◆ Exercise goal ◆
In the records, swap "matrix-cell" for "grid-cell" from the line containing "colorbar-tick-label: 0 (1175, 899, 1188, 923)" through the line containing "column-tick-label: Normal (2073, 938, 2156, 1022)", with both of those lines included. Give back only those lines, with everything else left as it is.

%%

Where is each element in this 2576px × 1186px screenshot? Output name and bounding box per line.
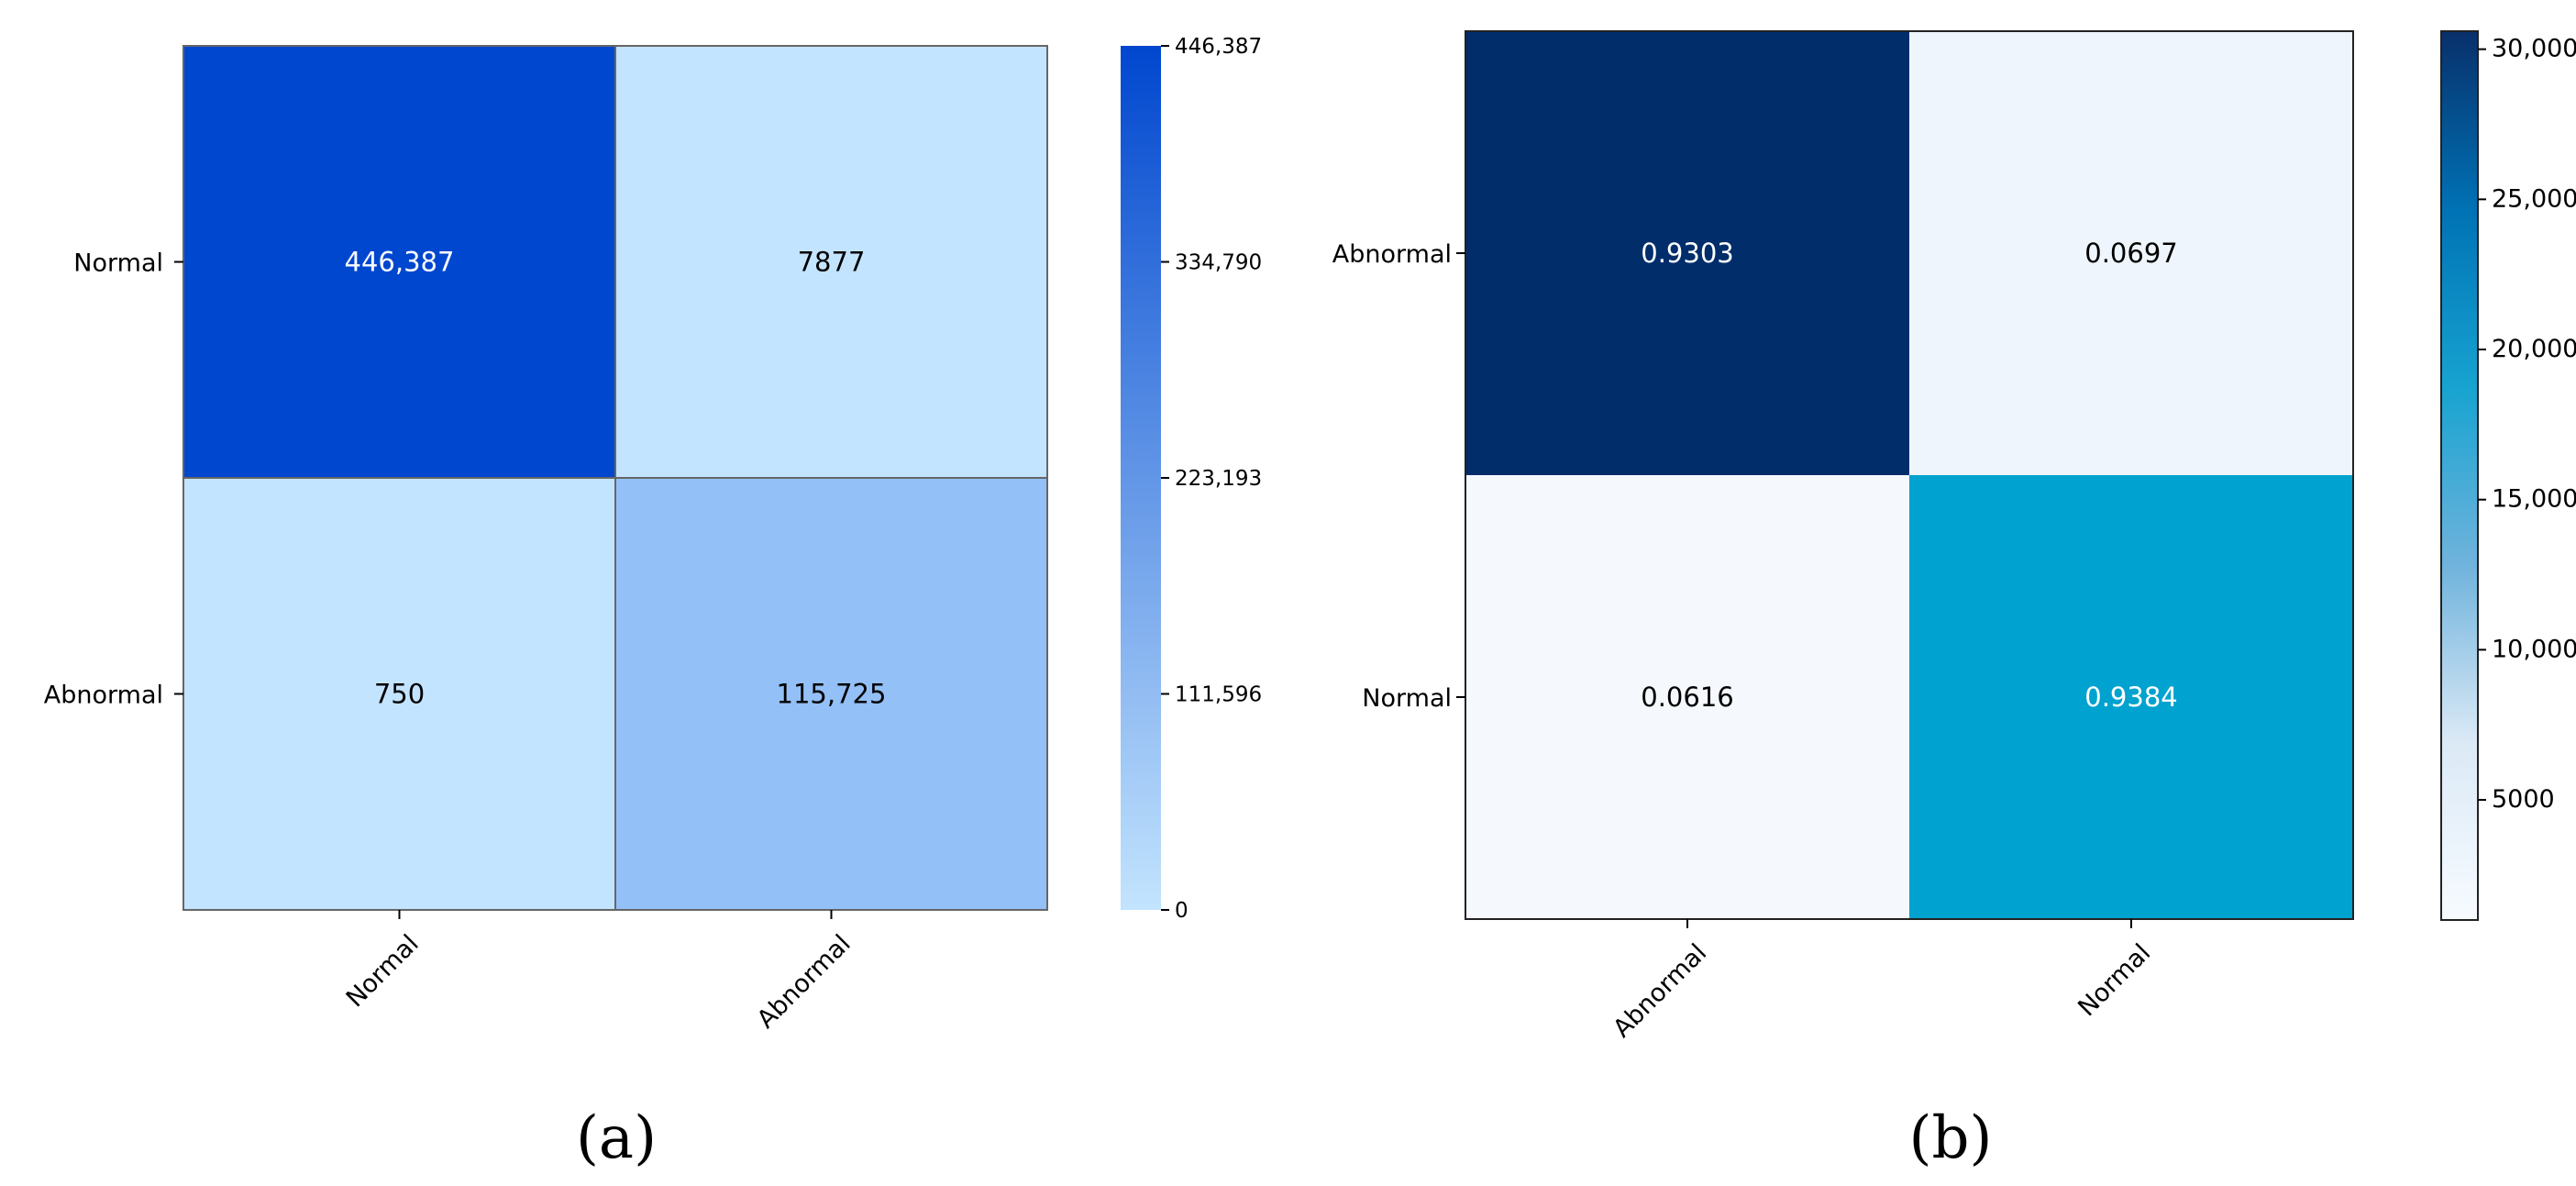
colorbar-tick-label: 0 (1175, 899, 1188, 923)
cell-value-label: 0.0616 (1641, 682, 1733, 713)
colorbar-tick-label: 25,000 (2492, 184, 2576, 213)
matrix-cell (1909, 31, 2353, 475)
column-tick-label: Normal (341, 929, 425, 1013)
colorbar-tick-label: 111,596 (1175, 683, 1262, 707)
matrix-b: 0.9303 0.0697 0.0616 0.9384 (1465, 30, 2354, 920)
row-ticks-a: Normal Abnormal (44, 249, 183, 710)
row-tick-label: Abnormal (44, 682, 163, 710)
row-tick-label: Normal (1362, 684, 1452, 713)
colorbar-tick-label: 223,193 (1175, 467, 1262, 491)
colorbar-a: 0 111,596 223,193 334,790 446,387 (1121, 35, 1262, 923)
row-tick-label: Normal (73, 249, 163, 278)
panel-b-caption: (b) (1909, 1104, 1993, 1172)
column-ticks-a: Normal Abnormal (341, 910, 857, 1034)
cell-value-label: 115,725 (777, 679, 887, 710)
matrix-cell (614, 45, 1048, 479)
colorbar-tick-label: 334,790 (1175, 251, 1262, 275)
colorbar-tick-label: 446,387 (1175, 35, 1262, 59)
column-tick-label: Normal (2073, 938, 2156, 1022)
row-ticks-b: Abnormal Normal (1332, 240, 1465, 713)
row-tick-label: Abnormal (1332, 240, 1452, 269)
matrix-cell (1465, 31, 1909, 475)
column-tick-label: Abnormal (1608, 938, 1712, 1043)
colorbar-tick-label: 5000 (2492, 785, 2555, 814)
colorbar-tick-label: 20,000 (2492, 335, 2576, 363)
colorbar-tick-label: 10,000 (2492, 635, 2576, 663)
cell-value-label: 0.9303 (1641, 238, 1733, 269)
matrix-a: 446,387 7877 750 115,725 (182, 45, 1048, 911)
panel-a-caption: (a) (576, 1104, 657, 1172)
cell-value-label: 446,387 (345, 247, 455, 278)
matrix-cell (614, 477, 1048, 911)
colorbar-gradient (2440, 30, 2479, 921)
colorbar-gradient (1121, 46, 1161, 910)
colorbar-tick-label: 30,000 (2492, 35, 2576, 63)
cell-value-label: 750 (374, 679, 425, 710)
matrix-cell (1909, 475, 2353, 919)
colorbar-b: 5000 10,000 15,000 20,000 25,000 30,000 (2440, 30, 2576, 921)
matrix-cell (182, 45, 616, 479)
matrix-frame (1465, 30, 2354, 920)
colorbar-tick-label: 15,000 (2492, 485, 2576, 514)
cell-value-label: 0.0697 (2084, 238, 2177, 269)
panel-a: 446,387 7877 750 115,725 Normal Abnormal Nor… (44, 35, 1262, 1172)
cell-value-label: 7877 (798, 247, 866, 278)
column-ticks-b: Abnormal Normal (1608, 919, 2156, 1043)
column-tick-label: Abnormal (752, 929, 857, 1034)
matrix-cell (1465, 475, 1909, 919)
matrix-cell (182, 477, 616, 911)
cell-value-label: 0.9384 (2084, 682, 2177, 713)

%%
%%

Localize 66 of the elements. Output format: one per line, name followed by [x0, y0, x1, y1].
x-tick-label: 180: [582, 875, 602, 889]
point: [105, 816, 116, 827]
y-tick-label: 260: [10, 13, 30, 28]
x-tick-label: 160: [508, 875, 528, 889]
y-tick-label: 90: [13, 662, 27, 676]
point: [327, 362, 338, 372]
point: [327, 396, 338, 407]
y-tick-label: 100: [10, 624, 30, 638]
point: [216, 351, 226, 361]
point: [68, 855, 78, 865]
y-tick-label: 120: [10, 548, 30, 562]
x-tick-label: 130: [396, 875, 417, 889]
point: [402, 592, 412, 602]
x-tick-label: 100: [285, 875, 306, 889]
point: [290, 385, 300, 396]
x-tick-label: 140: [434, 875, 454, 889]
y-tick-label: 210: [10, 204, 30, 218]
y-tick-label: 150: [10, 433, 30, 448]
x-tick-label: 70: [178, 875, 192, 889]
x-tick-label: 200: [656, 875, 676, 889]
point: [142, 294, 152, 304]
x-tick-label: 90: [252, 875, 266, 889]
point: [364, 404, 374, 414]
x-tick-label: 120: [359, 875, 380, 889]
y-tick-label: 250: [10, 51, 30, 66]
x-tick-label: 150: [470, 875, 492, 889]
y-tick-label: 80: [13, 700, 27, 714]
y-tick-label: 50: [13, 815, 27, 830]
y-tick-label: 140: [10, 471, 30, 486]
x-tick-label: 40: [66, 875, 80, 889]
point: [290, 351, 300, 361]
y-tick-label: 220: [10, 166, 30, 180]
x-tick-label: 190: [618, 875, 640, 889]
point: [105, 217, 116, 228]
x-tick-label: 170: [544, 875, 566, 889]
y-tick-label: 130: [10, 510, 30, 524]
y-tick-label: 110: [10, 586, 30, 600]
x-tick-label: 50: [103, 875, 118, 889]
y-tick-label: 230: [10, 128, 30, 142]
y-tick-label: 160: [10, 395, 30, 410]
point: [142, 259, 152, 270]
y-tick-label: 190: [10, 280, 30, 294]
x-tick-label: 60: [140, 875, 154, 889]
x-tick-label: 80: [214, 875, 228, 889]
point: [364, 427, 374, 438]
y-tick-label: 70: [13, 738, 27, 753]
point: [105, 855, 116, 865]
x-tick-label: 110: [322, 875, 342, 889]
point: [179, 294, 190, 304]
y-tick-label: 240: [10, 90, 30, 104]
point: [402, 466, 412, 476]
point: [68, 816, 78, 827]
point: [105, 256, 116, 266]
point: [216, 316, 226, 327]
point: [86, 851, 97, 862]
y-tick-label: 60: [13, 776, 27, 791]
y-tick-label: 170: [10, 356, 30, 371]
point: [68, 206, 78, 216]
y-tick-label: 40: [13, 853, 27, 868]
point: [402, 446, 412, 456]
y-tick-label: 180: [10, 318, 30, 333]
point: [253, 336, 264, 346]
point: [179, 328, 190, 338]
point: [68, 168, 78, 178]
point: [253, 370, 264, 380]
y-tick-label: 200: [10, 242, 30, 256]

%%

◆ Output of the exercise ◆
colorbar-tick-label: 0 (1175, 899, 1188, 923)
cell-value-label: 0.0616 (1641, 682, 1733, 713)
colorbar-tick-label: 25,000 (2492, 184, 2576, 213)
grid-cell (1909, 31, 2353, 475)
column-tick-label: Normal (341, 929, 425, 1013)
colorbar-tick-label: 111,596 (1175, 683, 1262, 707)
matrix-b: 0.9303 0.0697 0.0616 0.9384 (1465, 30, 2354, 920)
row-ticks-a: Normal Abnormal (44, 249, 183, 710)
row-tick-label: Abnormal (44, 682, 163, 710)
row-tick-label: Normal (1362, 684, 1452, 713)
colorbar-tick-label: 223,193 (1175, 467, 1262, 491)
colorbar-a: 0 111,596 223,193 334,790 446,387 (1121, 35, 1262, 923)
row-tick-label: Normal (73, 249, 163, 278)
panel-b-caption: (b) (1909, 1104, 1993, 1172)
column-ticks-a: Normal Abnormal (341, 910, 857, 1034)
cell-value-label: 115,725 (777, 679, 887, 710)
grid-cell (614, 45, 1048, 479)
colorbar-tick-label: 334,790 (1175, 251, 1262, 275)
colorbar-tick-label: 446,387 (1175, 35, 1262, 59)
column-tick-label: Normal (2073, 938, 2156, 1022)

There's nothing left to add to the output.